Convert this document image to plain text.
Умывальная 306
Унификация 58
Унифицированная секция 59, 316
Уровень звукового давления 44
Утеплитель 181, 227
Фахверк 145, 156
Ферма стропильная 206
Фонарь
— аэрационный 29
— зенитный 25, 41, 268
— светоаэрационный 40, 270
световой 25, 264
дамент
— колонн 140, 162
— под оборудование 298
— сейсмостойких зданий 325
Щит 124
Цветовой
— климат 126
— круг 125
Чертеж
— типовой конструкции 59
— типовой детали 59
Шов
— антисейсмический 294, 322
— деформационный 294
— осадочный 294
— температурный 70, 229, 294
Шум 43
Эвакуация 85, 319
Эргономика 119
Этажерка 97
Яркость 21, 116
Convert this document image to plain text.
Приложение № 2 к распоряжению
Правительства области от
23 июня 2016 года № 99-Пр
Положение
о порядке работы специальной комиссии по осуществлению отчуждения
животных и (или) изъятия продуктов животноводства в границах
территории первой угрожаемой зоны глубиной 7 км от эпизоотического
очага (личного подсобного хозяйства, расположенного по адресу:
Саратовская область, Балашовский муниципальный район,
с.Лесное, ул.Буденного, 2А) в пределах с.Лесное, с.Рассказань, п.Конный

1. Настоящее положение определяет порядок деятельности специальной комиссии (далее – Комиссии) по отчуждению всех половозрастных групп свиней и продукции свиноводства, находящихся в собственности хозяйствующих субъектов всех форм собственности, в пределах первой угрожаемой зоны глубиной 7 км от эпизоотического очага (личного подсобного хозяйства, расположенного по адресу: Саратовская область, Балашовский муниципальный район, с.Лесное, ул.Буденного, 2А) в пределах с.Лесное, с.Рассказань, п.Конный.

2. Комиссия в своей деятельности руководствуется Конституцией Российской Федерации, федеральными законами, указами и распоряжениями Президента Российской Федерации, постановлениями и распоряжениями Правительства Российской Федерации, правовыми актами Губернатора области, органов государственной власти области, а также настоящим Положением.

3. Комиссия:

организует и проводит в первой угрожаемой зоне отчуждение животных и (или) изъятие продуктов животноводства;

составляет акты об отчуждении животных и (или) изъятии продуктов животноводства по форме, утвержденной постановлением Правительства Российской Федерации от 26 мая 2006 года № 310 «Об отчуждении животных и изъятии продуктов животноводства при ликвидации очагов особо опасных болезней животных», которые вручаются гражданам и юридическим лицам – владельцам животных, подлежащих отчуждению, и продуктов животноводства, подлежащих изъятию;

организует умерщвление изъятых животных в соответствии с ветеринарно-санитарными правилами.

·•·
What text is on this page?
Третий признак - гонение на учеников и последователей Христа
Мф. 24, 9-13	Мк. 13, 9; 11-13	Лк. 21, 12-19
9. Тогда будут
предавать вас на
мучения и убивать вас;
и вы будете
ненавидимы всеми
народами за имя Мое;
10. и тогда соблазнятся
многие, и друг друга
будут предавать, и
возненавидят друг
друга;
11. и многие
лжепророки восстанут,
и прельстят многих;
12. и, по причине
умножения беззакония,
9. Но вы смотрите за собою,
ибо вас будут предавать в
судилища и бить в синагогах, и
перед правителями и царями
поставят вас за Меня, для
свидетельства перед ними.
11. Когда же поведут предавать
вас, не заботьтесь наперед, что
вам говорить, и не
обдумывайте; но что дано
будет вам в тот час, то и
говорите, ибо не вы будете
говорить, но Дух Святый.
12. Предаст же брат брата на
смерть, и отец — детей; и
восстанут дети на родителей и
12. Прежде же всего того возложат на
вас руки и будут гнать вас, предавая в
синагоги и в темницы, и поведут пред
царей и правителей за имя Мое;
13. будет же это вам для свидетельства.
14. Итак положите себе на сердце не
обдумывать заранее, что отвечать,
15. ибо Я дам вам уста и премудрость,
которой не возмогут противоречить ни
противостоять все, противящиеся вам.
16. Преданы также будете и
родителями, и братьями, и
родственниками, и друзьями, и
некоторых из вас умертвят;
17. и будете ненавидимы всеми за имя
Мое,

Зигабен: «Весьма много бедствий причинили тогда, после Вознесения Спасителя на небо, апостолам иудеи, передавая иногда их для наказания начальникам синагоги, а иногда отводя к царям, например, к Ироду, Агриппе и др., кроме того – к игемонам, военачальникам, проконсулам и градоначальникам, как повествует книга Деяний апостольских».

**********

> WRITTEN PROBLEM
Output all of the material, please, exactly as it stands.

> EXERCISE SOLUTION
Convert this document image to plain text.
Умывальная 306
Унификация 58
Унифицированная секция 59, 316
Уровень звукового давления 44
Утеплитель 181, 227
Фахверк 145, 156
Ферма стропильная 206
Фонарь
— аэрационный 29
— зенитный 25, 41, 268
— светоаэрационный 40, 270
световой 25, 264
дамент
— колонн 140, 162
— под оборудование 298
— сейсмостойких зданий 325
Щит 124
Цветовой
— климат 126
— круг 125
Чертеж
— типовой конструкции 59
— типовой детали 59
Шов
— антисейсмический 294, 322
— деформационный 294
— осадочный 294
— температурный 70, 229, 294
Шум 43
Эвакуация 85, 319
Эргономика 119
Этажерка 97
Яркость 21, 116
Convert this document image to plain text.
Приложение № 2 к распоряжению
Правительства области от
23 июня 2016 года № 99-Пр
Положение
о порядке работы специальной комиссии по осуществлению отчуждения
животных и (или) изъятия продуктов животноводства в границах
территории первой угрожаемой зоны глубиной 7 км от эпизоотического
очага (личного подсобного хозяйства, расположенного по адресу:
Саратовская область, Балашовский муниципальный район,
с.Лесное, ул.Буденного, 2А) в пределах с.Лесное, с.Рассказань, п.Конный

1. Настоящее положение определяет порядок деятельности специальной комиссии (далее – Комиссии) по отчуждению всех половозрастных групп свиней и продукции свиноводства, находящихся в собственности хозяйствующих субъектов всех форм собственности, в пределах первой угрожаемой зоны глубиной 7 км от эпизоотического очага (личного подсобного хозяйства, расположенного по адресу: Саратовская область, Балашовский муниципальный район, с.Лесное, ул.Буденного, 2А) в пределах с.Лесное, с.Рассказань, п.Конный.

2. Комиссия в своей деятельности руководствуется Конституцией Российской Федерации, федеральными законами, указами и распоряжениями Президента Российской Федерации, постановлениями и распоряжениями Правительства Российской Федерации, правовыми актами Губернатора области, органов государственной власти области, а также настоящим Положением.

3. Комиссия:

организует и проводит в первой угрожаемой зоне отчуждение животных и (или) изъятие продуктов животноводства;

составляет акты об отчуждении животных и (или) изъятии продуктов животноводства по форме, утвержденной постановлением Правительства Российской Федерации от 26 мая 2006 года № 310 «Об отчуждении животных и изъятии продуктов животноводства при ликвидации очагов особо опасных болезней животных», которые вручаются гражданам и юридическим лицам – владельцам животных, подлежащих отчуждению, и продуктов животноводства, подлежащих изъятию;

организует умерщвление изъятых животных в соответствии с ветеринарно-санитарными правилами.

·•·
What text is on this page?
Третий признак - гонение на учеников и последователей Христа
Мф. 24, 9-13	Мк. 13, 9; 11-13	Лк. 21, 12-19
9. Тогда будут
предавать вас на
мучения и убивать вас;
и вы будете
ненавидимы всеми
народами за имя Мое;
10. и тогда соблазнятся
многие, и друг друга
будут предавать, и
возненавидят друг
друга;
11. и многие
лжепророки восстанут,
и прельстят многих;
12. и, по причине
умножения беззакония,
9. Но вы смотрите за собою,
ибо вас будут предавать в
судилища и бить в синагогах, и
перед правителями и царями
поставят вас за Меня, для
свидетельства перед ними.
11. Когда же поведут предавать
вас, не заботьтесь наперед, что
вам говорить, и не
обдумывайте; но что дано
будет вам в тот час, то и
говорите, ибо не вы будете
говорить, но Дух Святый.
12. Предаст же брат брата на
смерть, и отец — детей; и
восстанут дети на родителей и
12. Прежде же всего того возложат на
вас руки и будут гнать вас, предавая в
синагоги и в темницы, и поведут пред
царей и правителей за имя Мое;
13. будет же это вам для свидетельства.
14. Итак положите себе на сердце не
обдумывать заранее, что отвечать,
15. ибо Я дам вам уста и премудрость,
которой не возмогут противоречить ни
противостоять все, противящиеся вам.
16. Преданы также будете и
родителями, и братьями, и
родственниками, и друзьями, и
некоторых из вас умертвят;
17. и будете ненавидимы всеми за имя
Мое,

Зигабен: «Весьма много бедствий причинили тогда, после Вознесения Спасителя на небо, апостолам иудеи, передавая иногда их для наказания начальникам синагоги, а иногда отводя к царям, например, к Ироду, Агриппе и др., кроме того – к игемонам, военачальникам, проконсулам и градоначальникам, как повествует книга Деяний апостольских».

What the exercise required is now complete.